• [Your objective]: Print every one of the following lines unchanged, leaving out the pictures.

##### Task data

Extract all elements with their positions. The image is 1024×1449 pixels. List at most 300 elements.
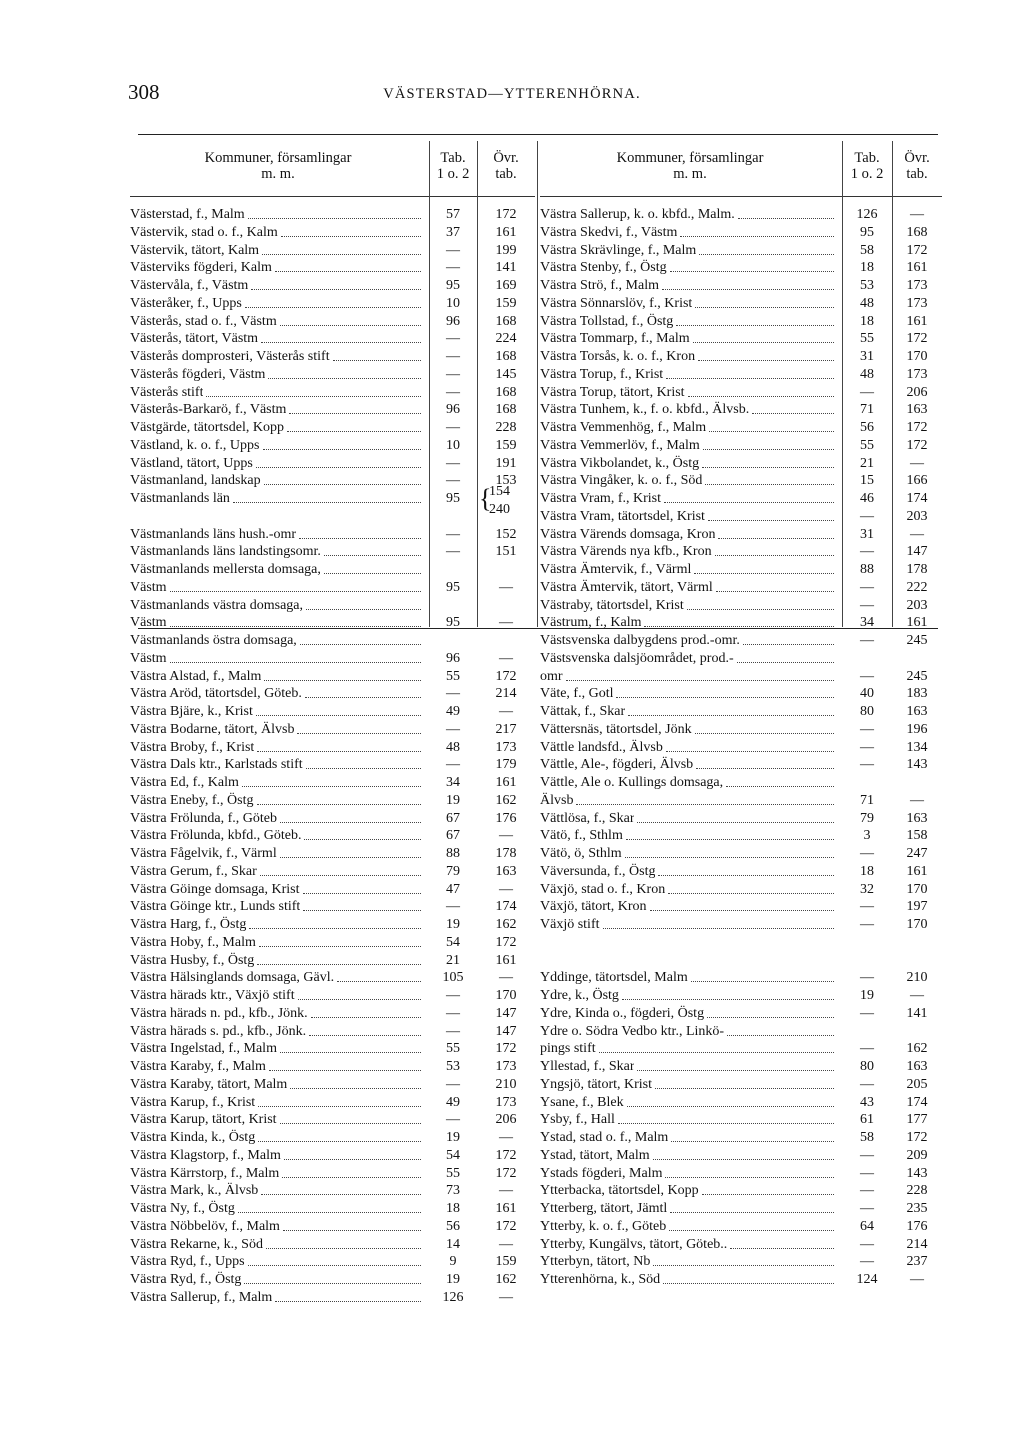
entry-name: Växjö, stad o. f., Kron [540, 881, 666, 897]
entry-name: Ystad, tätort, Malm [540, 1147, 650, 1163]
ovr-value: 173 [495, 1059, 517, 1074]
ovr-value: 163 [906, 1059, 928, 1074]
dot-leader [691, 981, 834, 982]
ovr-value: 161 [495, 775, 517, 790]
ovr-value: 217 [495, 721, 517, 737]
tab-value: — [446, 899, 460, 915]
table-row [0, 508, 1024, 525]
table-row [0, 987, 1024, 1004]
entry-name: Västerås-Barkarö, f., Västm [130, 402, 287, 418]
dot-leader [703, 449, 834, 450]
ovr-value: — [499, 970, 513, 986]
tab-value: 79 [446, 863, 460, 879]
tab-value: 48 [446, 739, 460, 755]
tab-value: 88 [446, 846, 460, 861]
tab-value: — [860, 508, 874, 524]
ovr-value: 228 [495, 420, 517, 435]
entry-name: Västra Skrävlinge, f., Malm [540, 242, 697, 258]
ovr-value: — [499, 881, 513, 897]
tab-value: — [446, 1112, 460, 1128]
ovr-value: — [910, 792, 924, 808]
entry-name: Västra Eneby, f., Östg [130, 792, 254, 808]
entry-name: Vättlösa, f., Skar [540, 810, 635, 826]
dot-leader [695, 307, 834, 308]
dot-leader [727, 1035, 834, 1036]
dot-leader [671, 1141, 834, 1142]
tab-value: 55 [446, 1041, 460, 1057]
table-row [0, 1094, 1024, 1111]
tab-value: 19 [860, 988, 874, 1003]
table-row [0, 437, 1024, 454]
right-header-name [540, 150, 840, 182]
header-tab-line2: 1 o. 2 [436, 166, 470, 182]
ovr-value: 247 [906, 846, 928, 861]
tab-value: 105 [442, 970, 464, 986]
ovr-value: 237 [906, 1254, 928, 1270]
dot-leader [650, 910, 834, 911]
entry-name: Västra Frölunda, kbfd., Göteb. [130, 828, 302, 844]
dot-leader [626, 839, 834, 840]
table-row [0, 543, 1024, 560]
entry-name: Västmanland, landskap [130, 473, 261, 489]
table-row [0, 295, 1024, 312]
entry-name: Västervåla, f., Västm [130, 278, 249, 293]
header-tab-line2: 1 o. 2 [850, 166, 884, 182]
ovr-value: 172 [906, 1130, 928, 1145]
ovr-value: 170 [906, 881, 928, 897]
header-tab-line1: Tab. [440, 150, 466, 166]
ovr-value: 161 [906, 863, 928, 879]
entry-name: Västra härads s. pd., kfb., Jönk. [130, 1023, 307, 1039]
tab-value: 34 [860, 615, 874, 631]
table-row [0, 898, 1024, 915]
right-header-tab [842, 150, 892, 182]
entry-name: Västland, k. o. f., Upps [130, 437, 260, 453]
tab-value: 18 [860, 313, 874, 329]
tab-value: — [860, 899, 874, 915]
dot-leader [275, 1301, 421, 1302]
ovr-value: — [910, 1272, 924, 1287]
entry-name: Västland, tätort, Upps [130, 455, 253, 471]
tab-value: 19 [446, 917, 460, 932]
ovr-value: 161 [495, 224, 517, 240]
tab-value: 34 [446, 775, 460, 790]
tab-value: — [860, 668, 874, 684]
ovr-value: 166 [906, 473, 928, 489]
entry-name: Västra Karup, tätort, Krist [130, 1112, 277, 1128]
table-row [0, 490, 1024, 507]
tab-value: 95 [860, 224, 874, 240]
dot-leader [687, 609, 834, 610]
tab-value: 57 [446, 207, 460, 222]
entry-name: Västra Värends nya kfb., Kron [540, 544, 712, 560]
ovr-value: 141 [495, 260, 517, 276]
entry-name: Västra Göinge domsaga, Krist [130, 881, 300, 897]
dot-leader [738, 218, 834, 219]
tab-value: 49 [446, 1094, 460, 1110]
tab-value: 54 [446, 934, 460, 950]
table-row [0, 384, 1024, 401]
tab-value: 126 [442, 1289, 464, 1305]
entry-name: Västra Gerum, f., Skar [130, 863, 257, 879]
table-row [0, 650, 1024, 667]
entry-name: Västra Klagstorp, f., Malm [130, 1147, 281, 1163]
tab-value: 88 [860, 562, 874, 577]
ovr-value: 214 [906, 1236, 928, 1252]
ovr-value: 169 [495, 278, 517, 293]
ovr-value: 168 [906, 224, 928, 240]
ovr-value: 163 [906, 402, 928, 418]
entry-name: Västra Frölunda, f., Göteb [130, 810, 277, 826]
ovr-value: — [499, 1130, 513, 1145]
dot-leader [702, 467, 834, 468]
tab-value: 73 [446, 1183, 460, 1199]
ovr-value: 172 [495, 1041, 517, 1057]
ovr-value: 161 [906, 615, 928, 631]
ovr-value: 176 [906, 1218, 928, 1234]
dot-leader [688, 396, 834, 397]
entry-name: Västra Bodarne, tätort, Älvsb [130, 721, 295, 737]
tab-value: 14 [446, 1236, 460, 1252]
ovr-value: 203 [906, 508, 928, 524]
entry-name: Västra Vingåker, k. o. f., Söd [540, 473, 703, 489]
dot-leader [708, 520, 834, 521]
entry-name: Vätö, f., Sthlm [540, 828, 623, 844]
dot-leader [662, 289, 834, 290]
ovr-value: 172 [495, 207, 517, 222]
table-row [0, 526, 1024, 543]
table-row [0, 242, 1024, 259]
entry-name: Ydre, k., Östg [540, 988, 619, 1003]
table-row [0, 881, 1024, 898]
ovr-value: 168 [495, 313, 517, 329]
entry-name: Västm [130, 579, 167, 595]
entry-name: Västmanlands västra domsaga, [130, 597, 304, 613]
entry-name: Västra Mark, k., Älvsb [130, 1183, 259, 1199]
ovr-value: 235 [906, 1201, 928, 1216]
tab-value: 18 [860, 863, 874, 879]
ovr-value: 173 [495, 1094, 517, 1110]
entry-name: Västra Göinge ktr., Lunds stift [130, 899, 301, 915]
entry-name: Ysane, f., Blek [540, 1094, 624, 1110]
entry-name: Västra Hälsinglands domsaga, Gävl. [130, 970, 335, 986]
ovr-value: 147 [495, 1005, 517, 1021]
ovr-value: 228 [906, 1183, 928, 1199]
table-row [0, 330, 1024, 347]
ovr-value: — [910, 455, 924, 471]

##########

• [Result for this task]:
Extract all elements with their positions. The image is 1024×1449 pixels. List at most 300 elements.
entry-name: Växjö, stad o. f., Kron [540, 881, 666, 897]
entry-name: Ystad, tätort, Malm [540, 1147, 650, 1163]
ovr-value: 173 [495, 1059, 517, 1074]
ovr-value: 163 [906, 1059, 928, 1074]
dot-leader [691, 981, 834, 982]
ovr-value: 161 [495, 775, 517, 790]
ovr-value: 217 [495, 721, 517, 737]
tab-value: — [446, 899, 460, 915]
table-row [0, 508, 1024, 525]
table-row [0, 987, 1024, 1004]
entry-name: Västerås-Barkarö, f., Västm [130, 402, 287, 418]
dot-leader [703, 449, 834, 450]
ovr-value: — [499, 970, 513, 986]
tab-value: 79 [446, 863, 460, 879]
tab-value: 48 [446, 739, 460, 755]
tab-value: 88 [446, 846, 460, 861]
tab-value: — [860, 508, 874, 524]
ovr-value: 228 [495, 420, 517, 435]
entry-name: Västra Skrävlinge, f., Malm [540, 242, 697, 258]
ovr-value: — [499, 881, 513, 897]
tab-value: — [446, 1112, 460, 1128]
ovr-value: — [910, 792, 924, 808]
entry-name: Västra Eneby, f., Östg [130, 792, 254, 808]
entry-name: Vättlösa, f., Skar [540, 810, 635, 826]
dot-leader [695, 307, 834, 308]
dot-leader [727, 1035, 834, 1036]
dot-leader [671, 1141, 834, 1142]
tab-value: 55 [446, 1041, 460, 1057]
table-row [0, 1094, 1024, 1111]
tab-value: 19 [860, 988, 874, 1003]
table-row [0, 437, 1024, 454]
right-header-name [540, 150, 840, 182]
header-tab-line2: 1 o. 2 [436, 166, 470, 182]
ovr-value: 247 [906, 846, 928, 861]
tab-value: 105 [442, 970, 464, 986]
ovr-value: 237 [906, 1254, 928, 1270]
dot-leader [650, 910, 834, 911]
entry-name: Västra Frölunda, kbfd., Göteb. [130, 828, 302, 844]
dot-leader [626, 839, 834, 840]
table-row [0, 543, 1024, 560]
entry-name: Västmanland, landskap [130, 473, 261, 489]
table-row [0, 295, 1024, 312]
entry-name: Västervåla, f., Västm [130, 278, 249, 293]
header-tab-line2: 1 o. 2 [850, 166, 884, 182]
ovr-value: 172 [906, 1130, 928, 1145]
ovr-value: 170 [906, 881, 928, 897]
header-tab-line1: Tab. [440, 150, 466, 166]
ovr-value: 161 [906, 863, 928, 879]
entry-name: Västra härads s. pd., kfb., Jönk. [130, 1023, 307, 1039]
tab-value: 34 [860, 615, 874, 631]
table-row [0, 898, 1024, 915]
right-header-tab [842, 150, 892, 182]
entry-name: Västland, k. o. f., Upps [130, 437, 260, 453]
tab-value: 18 [860, 313, 874, 329]
tab-value: — [860, 899, 874, 915]
dot-leader [275, 1301, 421, 1302]
ovr-value: — [910, 1272, 924, 1287]
entry-name: Västland, tätort, Upps [130, 455, 253, 471]
tab-value: 19 [446, 917, 460, 932]
ovr-value: 161 [495, 224, 517, 240]
tab-value: 34 [446, 775, 460, 790]
tab-value: — [860, 668, 874, 684]
ovr-value: 166 [906, 473, 928, 489]
entry-name: Västra Karup, tätort, Krist [130, 1112, 277, 1128]
table-row [0, 490, 1024, 507]
tab-value: 95 [860, 224, 874, 240]
dot-leader [687, 609, 834, 610]
tab-value: 57 [446, 207, 460, 222]
entry-name: Västra Värends nya kfb., Kron [540, 544, 712, 560]
ovr-value: 141 [495, 260, 517, 276]
entry-name: Västra Göinge domsaga, Krist [130, 881, 300, 897]
dot-leader [738, 218, 834, 219]
tab-value: 49 [446, 1094, 460, 1110]
tab-value: 54 [446, 934, 460, 950]
table-row [0, 384, 1024, 401]
tab-value: 126 [442, 1289, 464, 1305]
entry-name: Västra Gerum, f., Skar [130, 863, 257, 879]
table-row [0, 650, 1024, 667]
entry-name: Västra Klagstorp, f., Malm [130, 1147, 281, 1163]
tab-value: 88 [860, 562, 874, 577]
ovr-value: 214 [906, 1236, 928, 1252]
ovr-value: 169 [495, 278, 517, 293]
ovr-value: 168 [906, 224, 928, 240]
ovr-value: 163 [906, 402, 928, 418]
entry-name: Västra Frölunda, f., Göteb [130, 810, 277, 826]
ovr-value: — [499, 1130, 513, 1145]
dot-leader [702, 467, 834, 468]
tab-value: 73 [446, 1183, 460, 1199]
ovr-value: 172 [495, 1041, 517, 1057]
ovr-value: 161 [906, 615, 928, 631]
ovr-value: 176 [906, 1218, 928, 1234]
dot-leader [688, 396, 834, 397]
entry-name: Västra Bodarne, tätort, Älvsb [130, 721, 295, 737]
tab-value: 14 [446, 1236, 460, 1252]
ovr-value: 203 [906, 508, 928, 524]
entry-name: Västra Vingåker, k. o. f., Söd [540, 473, 703, 489]
dot-leader [708, 520, 834, 521]
entry-name: Vätö, f., Sthlm [540, 828, 623, 844]
dot-leader [662, 289, 834, 290]
ovr-value: 172 [495, 207, 517, 222]
table-row [0, 526, 1024, 543]
table-row [0, 242, 1024, 259]
entry-name: Ydre, k., Östg [540, 988, 619, 1003]
table-row [0, 881, 1024, 898]
ovr-value: 168 [495, 313, 517, 329]
entry-name: Västm [130, 579, 167, 595]
entry-name: Västmanlands västra domsaga, [130, 597, 304, 613]
entry-name: Västra Mark, k., Älvsb [130, 1183, 259, 1199]
ovr-value: 235 [906, 1201, 928, 1216]
tab-value: 18 [860, 863, 874, 879]
ovr-value: 173 [495, 1094, 517, 1110]
entry-name: Västra Göinge ktr., Lunds stift [130, 899, 301, 915]
entry-name: Ysane, f., Blek [540, 1094, 624, 1110]
entry-name: Västra Hälsinglands domsaga, Gävl. [130, 970, 335, 986]
ovr-value: 147 [495, 1005, 517, 1021]
ovr-value: 228 [906, 1183, 928, 1199]
table-row [0, 330, 1024, 347]
ovr-value: — [910, 455, 924, 471]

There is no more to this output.